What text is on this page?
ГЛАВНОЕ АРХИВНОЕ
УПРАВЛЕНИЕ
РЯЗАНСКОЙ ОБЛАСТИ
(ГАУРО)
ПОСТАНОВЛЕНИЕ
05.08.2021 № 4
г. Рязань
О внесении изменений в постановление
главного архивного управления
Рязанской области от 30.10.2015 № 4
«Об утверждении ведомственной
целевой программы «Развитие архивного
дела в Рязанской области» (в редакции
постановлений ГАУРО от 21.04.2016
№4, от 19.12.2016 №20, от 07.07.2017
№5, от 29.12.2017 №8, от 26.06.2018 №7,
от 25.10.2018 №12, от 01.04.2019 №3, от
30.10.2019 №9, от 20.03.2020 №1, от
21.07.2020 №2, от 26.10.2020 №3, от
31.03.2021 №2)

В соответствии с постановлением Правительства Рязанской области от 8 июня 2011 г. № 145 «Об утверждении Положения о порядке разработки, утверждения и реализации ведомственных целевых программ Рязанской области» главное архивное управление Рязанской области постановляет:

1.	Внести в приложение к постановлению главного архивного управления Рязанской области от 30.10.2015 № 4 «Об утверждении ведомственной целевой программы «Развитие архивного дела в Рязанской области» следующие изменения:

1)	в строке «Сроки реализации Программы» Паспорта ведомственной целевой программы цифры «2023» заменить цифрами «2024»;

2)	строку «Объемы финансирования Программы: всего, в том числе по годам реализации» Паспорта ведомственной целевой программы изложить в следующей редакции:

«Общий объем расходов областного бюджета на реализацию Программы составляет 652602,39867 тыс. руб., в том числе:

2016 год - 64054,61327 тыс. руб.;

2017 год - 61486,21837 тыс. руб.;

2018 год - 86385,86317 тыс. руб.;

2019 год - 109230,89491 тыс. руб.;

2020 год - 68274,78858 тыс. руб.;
===
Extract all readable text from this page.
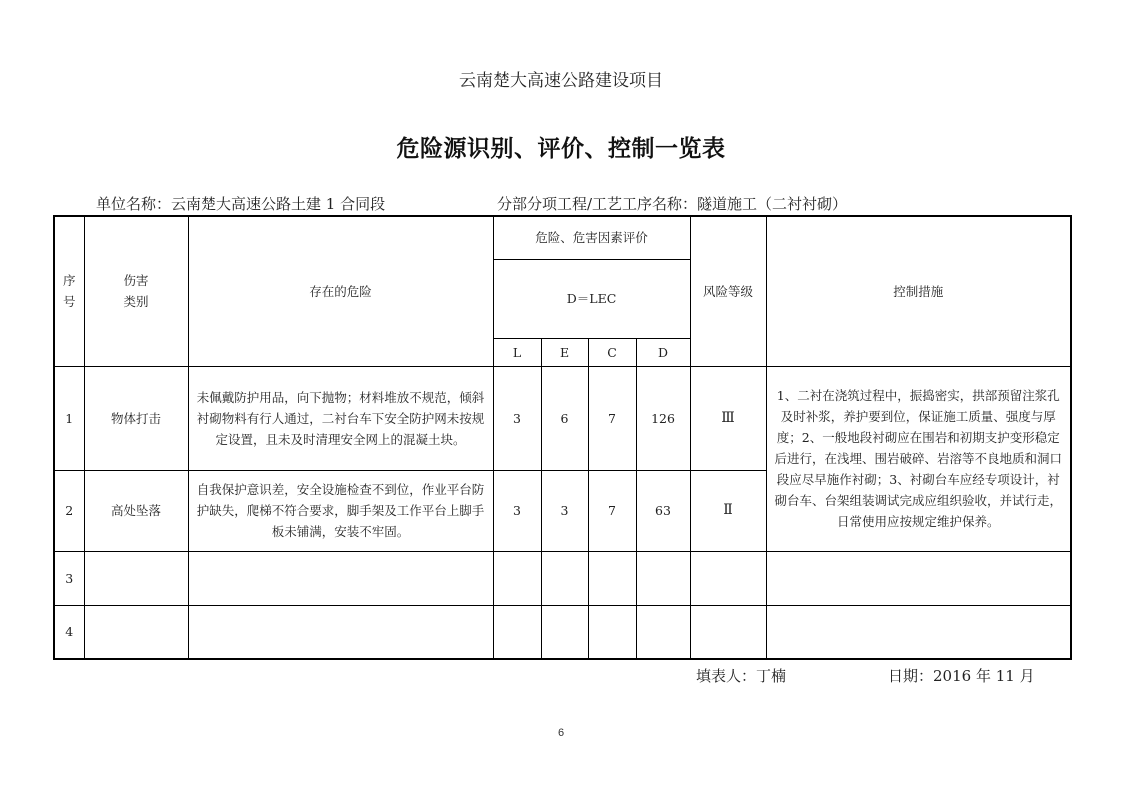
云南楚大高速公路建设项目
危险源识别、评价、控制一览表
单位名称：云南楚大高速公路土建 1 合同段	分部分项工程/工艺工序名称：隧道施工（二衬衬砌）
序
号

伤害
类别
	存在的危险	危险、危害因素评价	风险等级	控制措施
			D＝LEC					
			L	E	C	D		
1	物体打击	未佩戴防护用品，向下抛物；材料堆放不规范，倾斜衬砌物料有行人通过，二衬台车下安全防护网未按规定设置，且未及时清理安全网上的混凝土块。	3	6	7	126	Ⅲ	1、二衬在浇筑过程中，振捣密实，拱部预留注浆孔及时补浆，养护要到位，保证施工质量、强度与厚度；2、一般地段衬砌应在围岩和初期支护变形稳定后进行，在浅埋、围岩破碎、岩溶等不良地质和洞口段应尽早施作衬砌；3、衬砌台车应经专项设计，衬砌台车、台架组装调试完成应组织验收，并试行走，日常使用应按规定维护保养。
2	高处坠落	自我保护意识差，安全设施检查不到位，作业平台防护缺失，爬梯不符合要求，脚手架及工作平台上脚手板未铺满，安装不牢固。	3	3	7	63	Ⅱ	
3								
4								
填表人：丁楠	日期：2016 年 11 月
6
===
(Requirement) Find every line with the word "Паспорта" and state how many there are, with no other words.

(Correct response) 2